■ PROBLEM STATEMENT:
Search the records for the word "Cube" and report each line that has it.

Dataset rows
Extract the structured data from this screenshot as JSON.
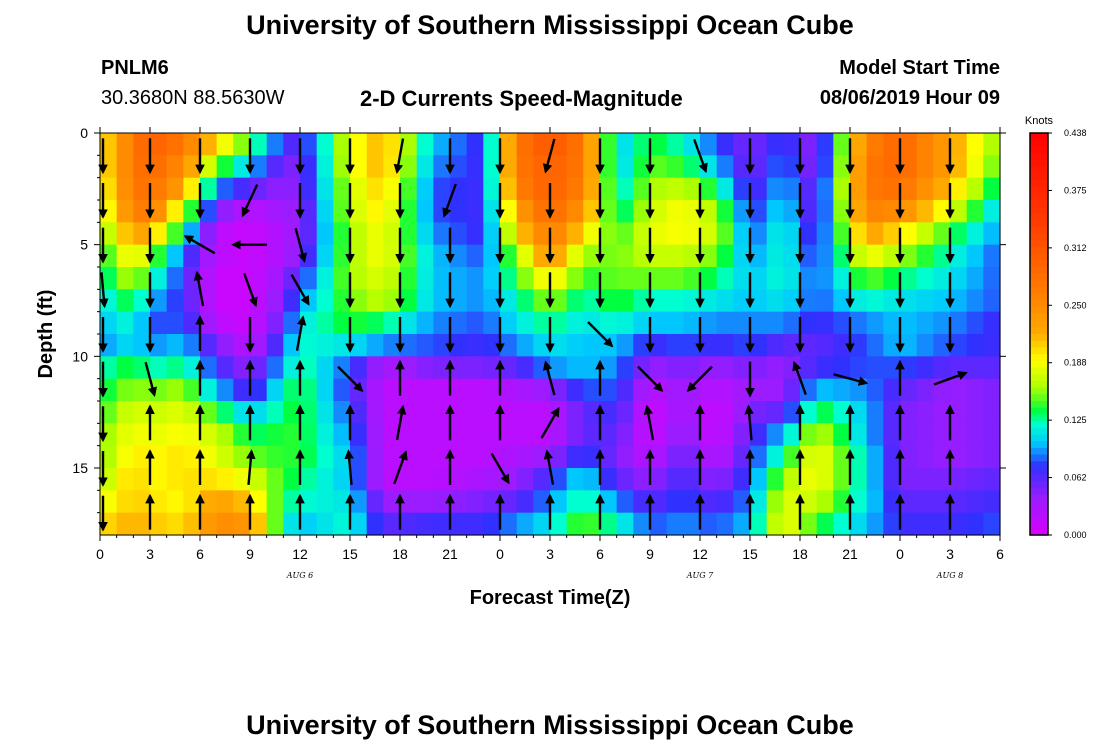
{
  "header": {
    "title": "University of Southern Mississippi Ocean Cube",
    "station_id": "PNLM6",
    "station_coords": "30.3680N 88.5630W",
    "subtitle": "2-D Currents Speed-Magnitude",
    "model_label": "Model Start Time",
    "model_time": "08/06/2019 Hour 09"
  },
  "footer": {
    "title": "University of Southern Mississippi Ocean Cube"
  },
  "chart_data": {
    "type": "heatmap",
    "title": "2-D Currents Speed-Magnitude",
    "xlabel": "Forecast Time(Z)",
    "ylabel": "Depth (ft)",
    "colorbar_label": "Knots",
    "colorbar_ticks": [
      "0.438",
      "0.375",
      "0.312",
      "0.250",
      "0.188",
      "0.125",
      "0.062",
      "0.000"
    ],
    "zlim": [
      0,
      0.438
    ],
    "x_tick_labels": [
      "0",
      "3",
      "6",
      "9",
      "12",
      "15",
      "18",
      "21",
      "0",
      "3",
      "6",
      "9",
      "12",
      "15",
      "18",
      "21",
      "0",
      "3",
      "6"
    ],
    "x_range_hours": [
      0,
      54
    ],
    "date_labels": [
      {
        "label": "AUG 6",
        "hour": 12
      },
      {
        "label": "AUG 7",
        "hour": 36
      },
      {
        "label": "AUG 8",
        "hour": 51
      }
    ],
    "y_tick_labels": [
      "0",
      "5",
      "10",
      "15"
    ],
    "ylim": [
      0,
      18
    ],
    "rows": 18,
    "cols": 54,
    "keyframes": [
      {
        "hour": 0,
        "speed": [
          0.19,
          0.19,
          0.18,
          0.17,
          0.15,
          0.13,
          0.12,
          0.11,
          0.1,
          0.09,
          0.12,
          0.13,
          0.14,
          0.15,
          0.15,
          0.16,
          0.18,
          0.2
        ]
      },
      {
        "hour": 2,
        "speed": [
          0.27,
          0.27,
          0.27,
          0.26,
          0.23,
          0.2,
          0.17,
          0.14,
          0.12,
          0.11,
          0.14,
          0.16,
          0.18,
          0.19,
          0.2,
          0.21,
          0.21,
          0.22
        ]
      },
      {
        "hour": 3,
        "speed": [
          0.3,
          0.29,
          0.28,
          0.27,
          0.22,
          0.16,
          0.13,
          0.1,
          0.08,
          0.09,
          0.12,
          0.15,
          0.17,
          0.18,
          0.19,
          0.19,
          0.2,
          0.21
        ]
      },
      {
        "hour": 5,
        "speed": [
          0.27,
          0.25,
          0.23,
          0.17,
          0.12,
          0.08,
          0.07,
          0.07,
          0.08,
          0.1,
          0.13,
          0.16,
          0.18,
          0.19,
          0.2,
          0.2,
          0.19,
          0.2
        ]
      },
      {
        "hour": 7,
        "speed": [
          0.2,
          0.15,
          0.09,
          0.05,
          0.02,
          0.02,
          0.01,
          0.01,
          0.02,
          0.05,
          0.07,
          0.1,
          0.14,
          0.17,
          0.18,
          0.2,
          0.23,
          0.25
        ]
      },
      {
        "hour": 9,
        "speed": [
          0.14,
          0.1,
          0.06,
          0.02,
          0.01,
          0.01,
          0.01,
          0.01,
          0.01,
          0.02,
          0.04,
          0.06,
          0.1,
          0.13,
          0.15,
          0.18,
          0.21,
          0.24
        ]
      },
      {
        "hour": 11,
        "speed": [
          0.07,
          0.05,
          0.04,
          0.04,
          0.03,
          0.03,
          0.04,
          0.05,
          0.06,
          0.08,
          0.1,
          0.12,
          0.13,
          0.14,
          0.14,
          0.14,
          0.13,
          0.12
        ]
      },
      {
        "hour": 12,
        "speed": [
          0.06,
          0.05,
          0.05,
          0.04,
          0.04,
          0.05,
          0.07,
          0.09,
          0.11,
          0.12,
          0.13,
          0.14,
          0.14,
          0.14,
          0.14,
          0.13,
          0.12,
          0.1
        ]
      },
      {
        "hour": 15,
        "speed": [
          0.18,
          0.18,
          0.17,
          0.17,
          0.16,
          0.16,
          0.16,
          0.15,
          0.14,
          0.11,
          0.08,
          0.07,
          0.08,
          0.09,
          0.1,
          0.1,
          0.11,
          0.12
        ]
      },
      {
        "hour": 17,
        "speed": [
          0.22,
          0.22,
          0.21,
          0.2,
          0.19,
          0.19,
          0.18,
          0.17,
          0.13,
          0.09,
          0.03,
          0.02,
          0.02,
          0.02,
          0.02,
          0.02,
          0.04,
          0.06
        ]
      },
      {
        "hour": 20,
        "speed": [
          0.1,
          0.09,
          0.08,
          0.08,
          0.09,
          0.1,
          0.1,
          0.1,
          0.09,
          0.08,
          0.05,
          0.02,
          0.02,
          0.02,
          0.02,
          0.02,
          0.04,
          0.07
        ]
      },
      {
        "hour": 23,
        "speed": [
          0.07,
          0.07,
          0.07,
          0.07,
          0.07,
          0.08,
          0.09,
          0.09,
          0.08,
          0.07,
          0.05,
          0.02,
          0.02,
          0.02,
          0.02,
          0.03,
          0.05,
          0.07
        ]
      },
      {
        "hour": 25,
        "speed": [
          0.27,
          0.27,
          0.26,
          0.23,
          0.2,
          0.16,
          0.14,
          0.12,
          0.11,
          0.09,
          0.06,
          0.03,
          0.02,
          0.02,
          0.03,
          0.04,
          0.06,
          0.09
        ]
      },
      {
        "hour": 27,
        "speed": [
          0.31,
          0.3,
          0.3,
          0.29,
          0.27,
          0.24,
          0.2,
          0.16,
          0.13,
          0.11,
          0.09,
          0.04,
          0.02,
          0.02,
          0.04,
          0.07,
          0.09,
          0.11
        ]
      },
      {
        "hour": 29,
        "speed": [
          0.27,
          0.27,
          0.26,
          0.24,
          0.2,
          0.16,
          0.14,
          0.12,
          0.11,
          0.1,
          0.1,
          0.08,
          0.06,
          0.06,
          0.08,
          0.11,
          0.13,
          0.15
        ]
      },
      {
        "hour": 31,
        "speed": [
          0.1,
          0.1,
          0.11,
          0.12,
          0.14,
          0.15,
          0.15,
          0.14,
          0.12,
          0.1,
          0.09,
          0.08,
          0.07,
          0.06,
          0.05,
          0.06,
          0.09,
          0.12
        ]
      },
      {
        "hour": 33,
        "speed": [
          0.14,
          0.15,
          0.16,
          0.17,
          0.18,
          0.17,
          0.15,
          0.12,
          0.1,
          0.07,
          0.04,
          0.02,
          0.01,
          0.01,
          0.02,
          0.04,
          0.06,
          0.08
        ]
      },
      {
        "hour": 35,
        "speed": [
          0.12,
          0.14,
          0.17,
          0.19,
          0.19,
          0.17,
          0.15,
          0.12,
          0.1,
          0.08,
          0.05,
          0.04,
          0.04,
          0.05,
          0.06,
          0.07,
          0.08,
          0.09
        ]
      },
      {
        "hour": 37,
        "speed": [
          0.08,
          0.1,
          0.13,
          0.16,
          0.17,
          0.15,
          0.13,
          0.11,
          0.09,
          0.07,
          0.04,
          0.02,
          0.01,
          0.01,
          0.02,
          0.04,
          0.06,
          0.08
        ]
      },
      {
        "hour": 39,
        "speed": [
          0.05,
          0.05,
          0.06,
          0.07,
          0.08,
          0.09,
          0.1,
          0.1,
          0.09,
          0.08,
          0.05,
          0.04,
          0.05,
          0.06,
          0.07,
          0.08,
          0.09,
          0.1
        ]
      },
      {
        "hour": 41,
        "speed": [
          0.08,
          0.09,
          0.1,
          0.11,
          0.12,
          0.12,
          0.12,
          0.11,
          0.09,
          0.06,
          0.04,
          0.04,
          0.06,
          0.1,
          0.13,
          0.16,
          0.18,
          0.19
        ]
      },
      {
        "hour": 43,
        "speed": [
          0.04,
          0.04,
          0.05,
          0.05,
          0.06,
          0.07,
          0.08,
          0.08,
          0.07,
          0.06,
          0.07,
          0.1,
          0.14,
          0.17,
          0.19,
          0.19,
          0.17,
          0.14
        ]
      },
      {
        "hour": 46,
        "speed": [
          0.26,
          0.27,
          0.27,
          0.26,
          0.23,
          0.19,
          0.15,
          0.12,
          0.09,
          0.08,
          0.08,
          0.09,
          0.1,
          0.1,
          0.11,
          0.11,
          0.11,
          0.1
        ]
      },
      {
        "hour": 48,
        "speed": [
          0.29,
          0.29,
          0.28,
          0.25,
          0.2,
          0.16,
          0.13,
          0.11,
          0.1,
          0.1,
          0.08,
          0.06,
          0.05,
          0.05,
          0.05,
          0.05,
          0.06,
          0.07
        ]
      },
      {
        "hour": 51,
        "speed": [
          0.23,
          0.23,
          0.21,
          0.18,
          0.14,
          0.12,
          0.11,
          0.1,
          0.09,
          0.08,
          0.06,
          0.04,
          0.04,
          0.04,
          0.04,
          0.05,
          0.06,
          0.07
        ]
      },
      {
        "hour": 54,
        "speed": [
          0.15,
          0.14,
          0.12,
          0.1,
          0.09,
          0.08,
          0.08,
          0.08,
          0.07,
          0.07,
          0.06,
          0.05,
          0.05,
          0.05,
          0.05,
          0.06,
          0.07,
          0.08
        ]
      }
    ],
    "vector_hours": [
      0,
      3,
      6,
      9,
      12,
      15,
      18,
      21,
      24,
      27,
      30,
      33,
      36,
      39,
      42,
      45,
      48,
      51
    ],
    "vector_depths_ft": [
      1,
      3,
      5,
      7,
      9,
      11,
      13,
      15,
      17
    ],
    "vector_angles_deg": [
      [
        90,
        90,
        90,
        85,
        90,
        90,
        90,
        90,
        90
      ],
      [
        90,
        90,
        90,
        90,
        90,
        75,
        270,
        270,
        270
      ],
      [
        90,
        90,
        210,
        260,
        270,
        270,
        270,
        270,
        270
      ],
      [
        90,
        115,
        180,
        70,
        90,
        270,
        270,
        275,
        270
      ],
      [
        90,
        90,
        75,
        60,
        280,
        270,
        270,
        270,
        270
      ],
      [
        90,
        90,
        90,
        90,
        90,
        45,
        270,
        265,
        270
      ],
      [
        100,
        90,
        90,
        90,
        90,
        270,
        280,
        290,
        270
      ],
      [
        90,
        110,
        90,
        90,
        90,
        270,
        270,
        270,
        270
      ],
      [
        90,
        90,
        90,
        90,
        90,
        270,
        270,
        60,
        270
      ],
      [
        105,
        90,
        90,
        90,
        90,
        255,
        300,
        260,
        270
      ],
      [
        90,
        90,
        90,
        90,
        45,
        270,
        270,
        270,
        270
      ],
      [
        90,
        90,
        90,
        90,
        90,
        45,
        260,
        270,
        270
      ],
      [
        70,
        90,
        90,
        90,
        90,
        135,
        270,
        270,
        270
      ],
      [
        90,
        90,
        90,
        90,
        90,
        90,
        265,
        270,
        270
      ],
      [
        90,
        90,
        90,
        90,
        90,
        250,
        270,
        270,
        270
      ],
      [
        90,
        90,
        90,
        90,
        90,
        15,
        270,
        270,
        270
      ],
      [
        90,
        90,
        90,
        90,
        90,
        270,
        270,
        270,
        270
      ],
      [
        90,
        90,
        90,
        90,
        90,
        340,
        270,
        270,
        270
      ]
    ]
  }
}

■ SOLUTION TO THE PROBLEM:
    "title": "University of Southern Mississippi Ocean Cube",
    "title": "University of Southern Mississippi Ocean Cube"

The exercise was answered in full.